Work instructions: Please write out the material below exactly as given.

(Items from a data source)

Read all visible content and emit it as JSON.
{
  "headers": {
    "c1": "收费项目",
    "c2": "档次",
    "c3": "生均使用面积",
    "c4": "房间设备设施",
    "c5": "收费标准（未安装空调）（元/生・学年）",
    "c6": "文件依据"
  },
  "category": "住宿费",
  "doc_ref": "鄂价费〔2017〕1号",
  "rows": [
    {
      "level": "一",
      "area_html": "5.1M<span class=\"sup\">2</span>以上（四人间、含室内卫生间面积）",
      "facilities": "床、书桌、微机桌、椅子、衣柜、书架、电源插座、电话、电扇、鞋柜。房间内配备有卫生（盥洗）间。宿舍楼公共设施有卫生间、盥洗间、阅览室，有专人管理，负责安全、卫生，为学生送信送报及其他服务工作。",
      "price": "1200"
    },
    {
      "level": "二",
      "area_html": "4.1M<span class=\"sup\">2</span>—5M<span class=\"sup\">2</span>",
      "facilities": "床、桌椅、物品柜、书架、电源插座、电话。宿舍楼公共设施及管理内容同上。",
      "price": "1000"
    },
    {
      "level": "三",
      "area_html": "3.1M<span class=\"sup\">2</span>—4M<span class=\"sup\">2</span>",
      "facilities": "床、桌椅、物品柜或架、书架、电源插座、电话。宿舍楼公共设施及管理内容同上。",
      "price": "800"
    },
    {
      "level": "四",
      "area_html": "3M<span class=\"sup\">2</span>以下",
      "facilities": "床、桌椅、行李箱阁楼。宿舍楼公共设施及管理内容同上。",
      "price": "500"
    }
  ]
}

Task output:
Read all visible content and emit it as JSON.
{
  "headers": {
    "c1": "收费项目",
    "c2": "档次",
    "c3": "生均使用面积",
    "c4": "房间设备设施",
    "c5": "收费标准（未安装空调）（元/生・学年）",
    "c6": "文件依据"
  },
  "category": "住宿费",
  "doc_ref": "鄂价费〔2017〕1号",
  "rows": [
    {
      "level": "一",
      "area_html": "5.1M<span class=\"sup\">2</span>以上（四人间、含室内卫生间面积）",
      "facilities": "床、书桌、微机桌、椅子、衣柜、书架、电源插座、电话、电扇、鞋柜。房间内配备有卫生（盥洗）间。宿舍楼公共设施有卫生间、盥洗间、阅览室，有专人管理，负责安全、卫生，为学生送信送报及其他服务工作。",
      "price": "1200"
    },
    {
      "level": "二",
      "area_html": "4.1M<span class=\"sup\">2</span>—5M<span class=\"sup\">2</span>",
      "facilities": "床、桌椅、物品柜、书架、电源插座、电话。宿舍楼公共设施及管理内容同上。",
      "price": "1000"
    },
    {
      "level": "三",
      "area_html": "3.1M<span class=\"sup\">2</span>—4M<span class=\"sup\">2</span>",
      "facilities": "床、桌椅、物品柜或架、书架、电源插座、电话。宿舍楼公共设施及管理内容同上。",
      "price": "800"
    },
    {
      "level": "四",
      "area_html": "3M<span class=\"sup\">2</span>以下",
      "facilities": "床、桌椅、行李箱阁楼。宿舍楼公共设施及管理内容同上。",
      "price": "500"
    }
  ]
}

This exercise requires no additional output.